### Data shown
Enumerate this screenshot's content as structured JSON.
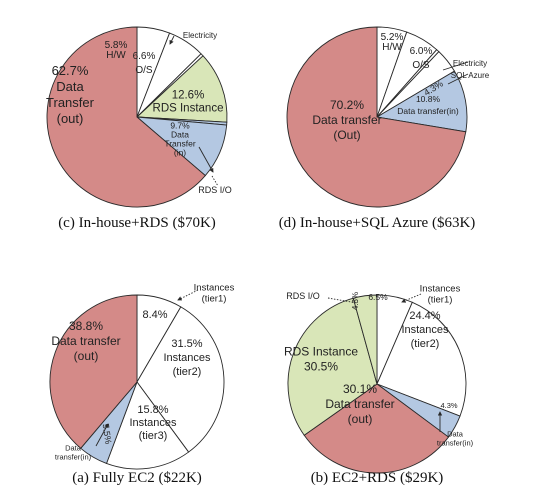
{
  "colors": {
    "pink": "#d48a88",
    "green": "#d9e6b8",
    "blue": "#b4c8e2",
    "white": "#ffffff",
    "stroke": "#2a2a2a"
  },
  "chart_data": [
    {
      "type": "pie",
      "caption": "(c) In-house+RDS ($70K)",
      "slices": [
        {
          "label": "H/W",
          "value": 5.8,
          "color": "white"
        },
        {
          "label": "O/S",
          "value": 6.6,
          "color": "white"
        },
        {
          "label": "Electricity",
          "value": 0.5,
          "color": "white"
        },
        {
          "label": "RDS Instance",
          "value": 12.6,
          "color": "green"
        },
        {
          "label": "RDS I/O",
          "value": 0.5,
          "color": "blue"
        },
        {
          "label": "Data Transfer (in)",
          "value": 9.7,
          "color": "blue"
        },
        {
          "label": "Data Transfer (out)",
          "value": 62.7,
          "color": "pink"
        }
      ],
      "labels": [
        {
          "id": "c-transfer-out",
          "lines": [
            "62.7%",
            "Data",
            "Transfer",
            "(out)"
          ]
        },
        {
          "id": "c-hw",
          "lines": [
            "5.8%",
            "H/W"
          ]
        },
        {
          "id": "c-os",
          "lines": [
            "6.6%",
            "O/S"
          ]
        },
        {
          "id": "c-electricity",
          "lines": [
            "Electricity"
          ]
        },
        {
          "id": "c-rds-instance",
          "lines": [
            "12.6%",
            "RDS Instance"
          ]
        },
        {
          "id": "c-transfer-in",
          "lines": [
            "9.7%",
            "Data",
            "Transfer",
            "(in)"
          ]
        },
        {
          "id": "c-rds-io",
          "lines": [
            "RDS I/O"
          ]
        }
      ]
    },
    {
      "type": "pie",
      "caption": "(d) In-house+SQL Azure ($63K)",
      "slices": [
        {
          "label": "H/W",
          "value": 5.2,
          "color": "white"
        },
        {
          "label": "O/S",
          "value": 6.0,
          "color": "white"
        },
        {
          "label": "Electricity",
          "value": 0.5,
          "color": "white"
        },
        {
          "label": "SQL Azure",
          "value": 4.3,
          "color": "white"
        },
        {
          "label": "Data transfer (in)",
          "value": 10.8,
          "color": "blue"
        },
        {
          "label": "Data transfer (Out)",
          "value": 70.2,
          "color": "pink"
        }
      ],
      "labels": [
        {
          "id": "d-hw",
          "lines": [
            "5.2%",
            "H/W"
          ]
        },
        {
          "id": "d-os",
          "lines": [
            "6.0%",
            "O/S"
          ]
        },
        {
          "id": "d-electricity",
          "lines": [
            "Electricity"
          ]
        },
        {
          "id": "d-sql-azure",
          "lines": [
            "SQL Azure"
          ]
        },
        {
          "id": "d-sql-pct",
          "lines": [
            "4.3%"
          ]
        },
        {
          "id": "d-transfer-in",
          "lines": [
            "10.8%",
            "Data transfer(in)"
          ]
        },
        {
          "id": "d-transfer-out",
          "lines": [
            "70.2%",
            "Data transfer",
            "(Out)"
          ]
        }
      ]
    },
    {
      "type": "pie",
      "caption": "(a) Fully EC2 ($22K)",
      "slices": [
        {
          "label": "Instances (tier1)",
          "value": 8.4,
          "color": "white"
        },
        {
          "label": "Instances (tier2)",
          "value": 31.5,
          "color": "white"
        },
        {
          "label": "Instances (tier3)",
          "value": 15.8,
          "color": "white"
        },
        {
          "label": "Data transfer(in)",
          "value": 5.5,
          "color": "blue"
        },
        {
          "label": "Data transfer (out)",
          "value": 38.8,
          "color": "pink"
        }
      ],
      "labels": [
        {
          "id": "a-tier1-name",
          "lines": [
            "Instances",
            "(tier1)"
          ]
        },
        {
          "id": "a-tier1-pct",
          "lines": [
            "8.4%"
          ]
        },
        {
          "id": "a-tier2",
          "lines": [
            "31.5%",
            "Instances",
            "(tier2)"
          ]
        },
        {
          "id": "a-tier3",
          "lines": [
            "15.8%",
            "Instances",
            "(tier3)"
          ]
        },
        {
          "id": "a-in-pct",
          "lines": [
            "5.5%"
          ]
        },
        {
          "id": "a-in-name",
          "lines": [
            "Data",
            "transfer(in)"
          ]
        },
        {
          "id": "a-transfer-out",
          "lines": [
            "38.8%",
            "Data transfer",
            "(out)"
          ]
        }
      ]
    },
    {
      "type": "pie",
      "caption": "(b) EC2+RDS ($29K)",
      "slices": [
        {
          "label": "Instances (tier1)",
          "value": 6.5,
          "color": "white"
        },
        {
          "label": "Instances (tier2)",
          "value": 24.4,
          "color": "white"
        },
        {
          "label": "Data transfer(in)",
          "value": 4.3,
          "color": "blue"
        },
        {
          "label": "Data transfer (out)",
          "value": 30.1,
          "color": "pink"
        },
        {
          "label": "RDS Instance",
          "value": 30.5,
          "color": "green"
        },
        {
          "label": "RDS I/O",
          "value": 4.3,
          "color": "green"
        }
      ],
      "labels": [
        {
          "id": "b-tier1-name",
          "lines": [
            "Instances",
            "(tier1)"
          ]
        },
        {
          "id": "b-tier1-pct",
          "lines": [
            "6.5%"
          ]
        },
        {
          "id": "b-tier2",
          "lines": [
            "24.4%",
            "Instances",
            "(tier2)"
          ]
        },
        {
          "id": "b-in-pct",
          "lines": [
            "4.3%"
          ]
        },
        {
          "id": "b-in-name",
          "lines": [
            "Data",
            "transfer(in)"
          ]
        },
        {
          "id": "b-transfer-out",
          "lines": [
            "30.1%",
            "Data transfer",
            "(out)"
          ]
        },
        {
          "id": "b-rds-instance",
          "lines": [
            "RDS Instance",
            "30.5%"
          ]
        },
        {
          "id": "b-rdsio-name",
          "lines": [
            "RDS I/O"
          ]
        },
        {
          "id": "b-rdsio-pct",
          "lines": [
            "4.3%"
          ]
        }
      ]
    }
  ]
}
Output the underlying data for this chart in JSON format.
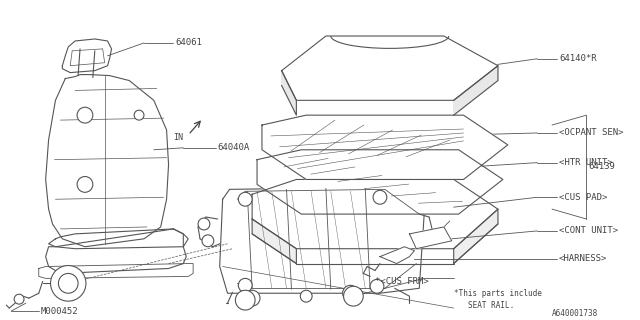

### What you are asked to do
Using the records above, list each line that includes "name".

### Worked answer
          "id": "a-tier1-name",
          "id": "a-in-name",
          "id": "b-tier1-name",
          "id": "b-in-name",
          "id": "b-rdsio-name",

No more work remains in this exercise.